- Texto extraído -
Como matei minha mãe. Você leria um livro com este título, em uma capa muito vermelha em tamanho 16 x 23, apesar de a autora ser bem conhecida e séria? Fui incumbida desta resenha para o Rascunho e, ao receber a obra, me senti obrigada a cobrir a palavra “mãe” do título com uma fita adesiva, pois minha mãe de quase 95 anos, às vezes, passa por aqui e poderia ver o livro; e, quem sabe…, achar que era leitura de autoajuda. Esta historinha caseira mostra ousadia na escolha do título (comentado dentro do romance), já que o matricídio consta de todos os pecados capitais; é preciso coragem — essa a intenção —, mesmo que apenas numa capa.
O fato é que a instigante obra insere-se como tema central no enfrentamento de que se ocupa a psicanálise sobre a “mãe tóxica” (#MeToMãeTóxica) — adjetivo este bem moderninho. E o romance de Leirner é atravessado por interpretações de mãos dadas com a psicanálise. Às vezes isso pesa numa obra ( interpreta-se um personagem como se estivesse num divã), mas aqui, me parece, traz, com a dor da exposição, a atenuante necessária para justificar o assassinato emocional de mães perversas e egocêntricas.
Várias histórias femininas contemporâneas tratam das relações entre mães e filhas. Algumas mães são terríveis (veja-se o impressionante Uma duas, de Eliane Brum); outras, amorosas e absolvidas (veja-se O lugar escuro, de Heloisa Seixas). Ou seja, desde que mulheres passaram a escrever melhor e mais livremente (a partir da segunda metade do século passado), o tema avó-mãe-filha tem sido revisitado e aprofundado como especularidade e autoconhecimento.
Em Como matei minha mãe, Sheila Leirner cria uma narrativa ambígua (porque aparentemente sincera) em tecido de cunho autoficcional. Aliás, a escrita de autoficção tem produzido coisas interessantes. Narrando em primeira ou terceira pessoa, vários autores têm investido na perturbadora estrutura de certos romances contemporâneos. O filho eterno, de Cristovão Tezza, A resistência, de Julián Fuks, até O irmão alemão, de Chico Buarque, estão entre os vários bons resultados.
Narrativas paralelas
Aqui, a experiente Leirner optou por criar duas narrativas que seguem paralelas e alternadas. Uma das histórias vem em itálico (a autoficção escrita por Berta, filha de Ema, nonagenária que acaba de falecer num residencial sênior em Miami). A outra, que lemos em fonte regular (suposta biografia escrita por Shelly — que, por sua vez é autora do par Ema e Berta e filha de Glica, que, aos 94 anos, vive num pequeno apartamento em Miami). As mães das escritoras estão em Miami e as filhas, já de meia idade, vivem em Paris.

- Pedido 1 -
Responda, com base na resenha de Como matei minha mãe:
(a) Que idade tem a mãe de quem escreve a resenha?
(b) Quem escreve a história que vem em itálico no romance?
(c) Em que cidade vivem as filhas, já de meia idade?
- Pedido 2 -
Repita da resenha de Como matei minha mãe o trecho entre "Narrativas paralelas" e "vivem em Paris.", inclusive, sem mudar nada.
- Pedido 3 -
Prossiga a resenha de Como matei minha mãe a partir do ponto em que ela para.

- Entradas fornecidas -
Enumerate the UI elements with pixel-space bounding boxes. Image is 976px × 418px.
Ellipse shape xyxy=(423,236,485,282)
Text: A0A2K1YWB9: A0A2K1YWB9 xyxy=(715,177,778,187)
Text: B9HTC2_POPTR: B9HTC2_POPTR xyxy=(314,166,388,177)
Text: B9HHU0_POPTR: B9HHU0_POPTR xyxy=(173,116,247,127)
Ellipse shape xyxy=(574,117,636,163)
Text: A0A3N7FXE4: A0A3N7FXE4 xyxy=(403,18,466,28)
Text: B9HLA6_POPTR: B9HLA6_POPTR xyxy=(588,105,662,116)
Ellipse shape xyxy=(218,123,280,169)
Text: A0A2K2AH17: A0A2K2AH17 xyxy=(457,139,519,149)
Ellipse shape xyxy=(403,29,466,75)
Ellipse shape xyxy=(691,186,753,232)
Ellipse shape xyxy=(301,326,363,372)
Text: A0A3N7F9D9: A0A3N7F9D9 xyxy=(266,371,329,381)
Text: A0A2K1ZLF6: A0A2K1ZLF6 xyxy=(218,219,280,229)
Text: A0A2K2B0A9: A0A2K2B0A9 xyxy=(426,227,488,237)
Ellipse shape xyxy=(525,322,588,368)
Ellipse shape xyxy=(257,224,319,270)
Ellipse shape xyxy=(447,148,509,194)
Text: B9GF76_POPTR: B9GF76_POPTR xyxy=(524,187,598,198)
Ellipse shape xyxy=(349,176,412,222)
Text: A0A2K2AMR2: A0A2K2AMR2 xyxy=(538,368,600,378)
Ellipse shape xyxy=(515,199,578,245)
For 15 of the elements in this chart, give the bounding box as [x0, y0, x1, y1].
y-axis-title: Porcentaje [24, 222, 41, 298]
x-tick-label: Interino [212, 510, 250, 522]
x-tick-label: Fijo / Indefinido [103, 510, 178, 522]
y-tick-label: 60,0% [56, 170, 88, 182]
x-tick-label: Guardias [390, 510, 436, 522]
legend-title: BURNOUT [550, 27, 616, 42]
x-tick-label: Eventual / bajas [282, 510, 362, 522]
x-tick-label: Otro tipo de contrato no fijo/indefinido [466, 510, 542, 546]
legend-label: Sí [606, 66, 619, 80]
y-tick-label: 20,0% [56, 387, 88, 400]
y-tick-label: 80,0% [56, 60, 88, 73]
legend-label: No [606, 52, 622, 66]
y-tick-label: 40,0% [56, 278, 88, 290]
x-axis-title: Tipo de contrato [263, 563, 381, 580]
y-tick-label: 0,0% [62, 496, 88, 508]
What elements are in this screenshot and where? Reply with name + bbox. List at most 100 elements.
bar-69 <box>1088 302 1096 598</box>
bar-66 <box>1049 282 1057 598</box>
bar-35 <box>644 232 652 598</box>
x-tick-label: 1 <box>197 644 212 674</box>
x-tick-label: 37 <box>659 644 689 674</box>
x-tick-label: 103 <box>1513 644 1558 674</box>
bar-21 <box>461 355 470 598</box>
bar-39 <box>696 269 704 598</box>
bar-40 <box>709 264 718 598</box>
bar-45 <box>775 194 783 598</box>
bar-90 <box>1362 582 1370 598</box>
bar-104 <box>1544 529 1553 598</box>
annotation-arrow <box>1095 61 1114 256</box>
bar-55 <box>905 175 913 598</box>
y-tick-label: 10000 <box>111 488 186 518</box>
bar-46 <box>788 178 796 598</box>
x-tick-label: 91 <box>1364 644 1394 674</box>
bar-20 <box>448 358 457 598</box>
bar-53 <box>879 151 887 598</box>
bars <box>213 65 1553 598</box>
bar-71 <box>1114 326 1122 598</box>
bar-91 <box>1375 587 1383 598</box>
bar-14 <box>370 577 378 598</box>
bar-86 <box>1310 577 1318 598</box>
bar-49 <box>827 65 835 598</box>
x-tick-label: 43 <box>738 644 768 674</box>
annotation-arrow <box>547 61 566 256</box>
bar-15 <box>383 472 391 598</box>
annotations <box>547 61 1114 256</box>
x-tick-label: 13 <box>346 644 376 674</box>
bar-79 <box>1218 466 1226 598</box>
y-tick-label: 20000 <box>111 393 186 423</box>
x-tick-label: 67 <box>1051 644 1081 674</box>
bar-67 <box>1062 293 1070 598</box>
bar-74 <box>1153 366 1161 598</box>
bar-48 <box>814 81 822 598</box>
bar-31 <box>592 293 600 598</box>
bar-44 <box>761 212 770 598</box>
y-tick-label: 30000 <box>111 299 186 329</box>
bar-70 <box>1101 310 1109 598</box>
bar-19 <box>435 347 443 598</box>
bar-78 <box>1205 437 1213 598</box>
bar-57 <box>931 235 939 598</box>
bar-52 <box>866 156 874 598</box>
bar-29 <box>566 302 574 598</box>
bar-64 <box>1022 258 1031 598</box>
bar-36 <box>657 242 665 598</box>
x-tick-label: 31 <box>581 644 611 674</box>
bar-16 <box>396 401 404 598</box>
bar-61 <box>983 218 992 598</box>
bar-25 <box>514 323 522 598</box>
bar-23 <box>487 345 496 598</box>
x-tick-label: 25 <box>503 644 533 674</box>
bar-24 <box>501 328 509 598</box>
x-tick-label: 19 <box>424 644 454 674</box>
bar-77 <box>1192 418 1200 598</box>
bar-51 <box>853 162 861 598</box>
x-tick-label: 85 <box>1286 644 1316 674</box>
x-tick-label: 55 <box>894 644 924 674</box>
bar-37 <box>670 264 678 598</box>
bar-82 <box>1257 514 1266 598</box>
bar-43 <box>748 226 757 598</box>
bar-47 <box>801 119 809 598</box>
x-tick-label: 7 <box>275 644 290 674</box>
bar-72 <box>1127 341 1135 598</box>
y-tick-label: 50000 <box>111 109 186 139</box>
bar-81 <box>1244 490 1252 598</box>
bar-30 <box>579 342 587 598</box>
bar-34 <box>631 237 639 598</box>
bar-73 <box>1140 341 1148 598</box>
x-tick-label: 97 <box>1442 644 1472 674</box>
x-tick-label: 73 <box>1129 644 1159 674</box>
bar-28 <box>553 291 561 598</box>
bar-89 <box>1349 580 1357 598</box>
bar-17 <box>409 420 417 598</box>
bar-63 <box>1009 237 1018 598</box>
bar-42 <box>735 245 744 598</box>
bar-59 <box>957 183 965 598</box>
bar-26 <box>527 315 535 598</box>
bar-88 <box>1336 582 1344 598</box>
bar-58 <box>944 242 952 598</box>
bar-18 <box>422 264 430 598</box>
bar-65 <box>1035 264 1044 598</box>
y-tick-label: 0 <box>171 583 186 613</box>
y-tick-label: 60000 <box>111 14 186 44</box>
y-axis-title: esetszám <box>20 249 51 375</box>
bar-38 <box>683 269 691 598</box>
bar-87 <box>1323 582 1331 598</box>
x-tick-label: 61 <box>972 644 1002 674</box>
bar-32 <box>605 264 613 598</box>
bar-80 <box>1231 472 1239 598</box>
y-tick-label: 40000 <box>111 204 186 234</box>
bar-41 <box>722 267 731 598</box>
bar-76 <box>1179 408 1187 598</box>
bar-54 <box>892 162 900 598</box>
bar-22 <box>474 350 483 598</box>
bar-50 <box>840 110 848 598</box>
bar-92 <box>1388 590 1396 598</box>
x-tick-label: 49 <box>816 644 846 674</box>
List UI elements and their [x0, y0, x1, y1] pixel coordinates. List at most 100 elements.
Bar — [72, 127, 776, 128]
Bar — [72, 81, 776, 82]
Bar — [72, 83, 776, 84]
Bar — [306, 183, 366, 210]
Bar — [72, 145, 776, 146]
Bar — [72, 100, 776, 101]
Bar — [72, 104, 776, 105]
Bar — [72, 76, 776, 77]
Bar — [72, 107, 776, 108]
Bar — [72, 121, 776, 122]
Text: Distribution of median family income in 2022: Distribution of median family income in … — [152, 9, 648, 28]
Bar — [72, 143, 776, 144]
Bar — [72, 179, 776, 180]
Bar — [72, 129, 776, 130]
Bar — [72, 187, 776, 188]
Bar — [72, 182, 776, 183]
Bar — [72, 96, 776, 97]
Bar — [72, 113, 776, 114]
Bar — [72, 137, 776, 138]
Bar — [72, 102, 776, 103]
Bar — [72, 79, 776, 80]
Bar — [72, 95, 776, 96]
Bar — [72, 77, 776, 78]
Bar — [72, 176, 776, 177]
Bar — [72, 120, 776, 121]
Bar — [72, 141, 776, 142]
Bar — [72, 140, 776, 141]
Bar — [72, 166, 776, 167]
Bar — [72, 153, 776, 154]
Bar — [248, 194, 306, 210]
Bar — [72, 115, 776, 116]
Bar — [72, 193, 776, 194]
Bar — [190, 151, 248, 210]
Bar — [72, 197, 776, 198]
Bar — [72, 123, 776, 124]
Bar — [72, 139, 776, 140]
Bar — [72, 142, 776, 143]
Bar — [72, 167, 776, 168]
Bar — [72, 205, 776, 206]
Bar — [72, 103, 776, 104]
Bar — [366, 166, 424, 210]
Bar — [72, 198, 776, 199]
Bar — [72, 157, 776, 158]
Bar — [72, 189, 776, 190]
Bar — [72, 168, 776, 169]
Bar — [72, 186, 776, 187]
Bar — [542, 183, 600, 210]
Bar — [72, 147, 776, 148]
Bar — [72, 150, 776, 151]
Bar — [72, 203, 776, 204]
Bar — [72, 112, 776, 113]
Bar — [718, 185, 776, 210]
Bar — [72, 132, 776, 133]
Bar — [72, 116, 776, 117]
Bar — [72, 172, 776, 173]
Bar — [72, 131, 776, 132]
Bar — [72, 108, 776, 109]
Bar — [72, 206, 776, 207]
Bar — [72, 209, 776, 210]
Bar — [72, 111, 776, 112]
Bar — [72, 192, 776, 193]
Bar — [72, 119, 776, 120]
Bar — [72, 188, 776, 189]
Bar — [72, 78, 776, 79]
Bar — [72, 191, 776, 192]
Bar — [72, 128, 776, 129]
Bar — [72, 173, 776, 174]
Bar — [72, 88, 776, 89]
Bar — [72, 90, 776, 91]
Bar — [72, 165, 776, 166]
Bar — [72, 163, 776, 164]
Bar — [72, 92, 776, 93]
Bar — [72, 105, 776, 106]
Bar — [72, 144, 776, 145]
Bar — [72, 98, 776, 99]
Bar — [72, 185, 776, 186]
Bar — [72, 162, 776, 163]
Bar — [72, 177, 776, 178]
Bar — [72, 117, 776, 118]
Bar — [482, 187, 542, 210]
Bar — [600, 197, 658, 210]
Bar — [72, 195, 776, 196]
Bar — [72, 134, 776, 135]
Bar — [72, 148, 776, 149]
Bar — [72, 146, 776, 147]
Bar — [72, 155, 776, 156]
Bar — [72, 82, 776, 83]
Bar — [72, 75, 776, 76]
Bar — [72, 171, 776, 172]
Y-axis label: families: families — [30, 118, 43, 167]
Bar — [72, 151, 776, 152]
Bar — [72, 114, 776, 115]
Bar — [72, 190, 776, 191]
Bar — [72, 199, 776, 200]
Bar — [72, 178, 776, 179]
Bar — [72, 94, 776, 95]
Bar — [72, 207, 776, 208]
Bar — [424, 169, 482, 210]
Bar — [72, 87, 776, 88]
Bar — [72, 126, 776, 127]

- Resposta final 1 -
(a) Quase 95 anos.
(b) Berta, filha de Ema.
(c) Em Paris.

- Resposta final 2 -
Narrativas paralelas
Aqui, a experiente Leirner optou por criar duas narrativas que seguem paralelas e alternadas. Uma das histórias vem em itálico (a autoficção escrita por Berta, filha de Ema, nonagenária que acaba de falecer num residencial sênior em Miami). A outra, que lemos em fonte regular (suposta biografia escrita por Shelly — que, por sua vez é autora do par Ema e Berta e filha de Glica, que, aos 94 anos, vive num pequeno apartamento em Miami). As mães das escritoras estão em Miami e as filhas, já de meia idade, vivem em Paris.

- Resposta final 3 -
O gatilho de Ema para escrever sua história é acionado pela morte da mãe, num residencial de idosos, e aí começa a digressão (catarse?), que se encerra depois do enterro e da volta a Paris. Shelly escreve a obra em Paris, depois de visitar Glica, que enviara um e-mail exigindo a presença dos filhos: “Shelly e Terence, preciso ver vocês, amanhã será tarde demais”.
Dessa forma, quatro irmãos seguem para Miami, dois para enterrar, dois para lidar com a ameaça de suicídio da mãe. É claro que a perversa longevidade delas amplia o relato e estende o romance. A história de Shelly, “romance escrito em dois meses” após essa viagem, seria o romance que temos em mãos, Como matei minha mãe.
Hoje mamãe morreu. Ou talvez ontem, não sei. Recebi um e-mail do residencial sênior: “A sua mãe faleceu. O enterro será amanhã. Nossos sentimentos.”
(em itálico, Berta)
“Dessa forma começa Como matei minha mãe, romance que levei apenas dois meses para escrever, de volta a Paris, depois do anúncio que nossa mãe Glica Preisner, perfeitamente viva aos 92 anos, fez a mim e a meu irmão Terence”. (Shelly)
Tal malha narrativa mostra ao leitor que as duas histórias são uma só; muito seria invenção, mas “pode” conter a vida da autora real (cujas relações familiares o leitor desconhece, a despeito de a família ser tão célebre). Temos uma narrativa dentro de outra e ambas as escritoras escreverão a própria biografia iluminadas pelo sofrimento.
Assim, a obra de Leirner é análise e confissão — intensificada pela vicissitude diante dessas mães tóxicas e egocêntricas, talvez portadoras de distúrbios (aí a presença oportuna da psicanálise na obra).
Com ambas as narrativas precedidas de introduções das respectivas autoras, Leirner duplica o que é unificado nela mesma. Daí, o difícil para o leitor (talvez para nós, leitoras e filhas) é manter instalados os horrores morais e éticos das mães apenas na ficção ( Como essa mãe fez isso? É autobiografia ou ficção?).
Leitoras
Tais representações e cenas, poucas risíveis, outras muito abjetas, poderiam ser reconhecidas em nossas mães ou — pior — em nós mesmas. A autora escreve para si ou para que todas nós? — é inevitável a pergunta. E isso, por certo, reduz um pouco o romance a leitoras. Citando Camus, [“todo homem que não chora no enterro de sua mãe corre o risco de ser condenado à morte]”, Sheila faz o contrário:
Para mim, toda pessoa que “mata” um progenitor algoz, encontra a salvação. O “estrangeiro”, esse herói e anti-herói simultaneamente, erra solitário, não obedece às regras a aceita morrer por um só motivo: ele se recusa a mentir. Como eu. O oposto de minha mãe Glica Preisner e do personagem Ema Kreisler, que não fizeram outra coisa senão mentir a vida inteira. Para si mesmas e os outros.
Como matei minha mãe quer matar a mãe algoz, tornando ostensivas as ações que nos destroem e reconstroem depois de matá-las simbolicamente. Aqui, são mães judias, o que tem grande peso na narrativa. Abandonadas por ex-maridos, são ex-milionárias mimadas que tudo perderam. Este passado, entretanto, deslumbra um pouco as filhas, sobretudo a personagem Berta, que é bem suscetível a esse mundanismo. Não chega a passar despercebido, na narrativa, o efeito comparativo de lamúria e comparação.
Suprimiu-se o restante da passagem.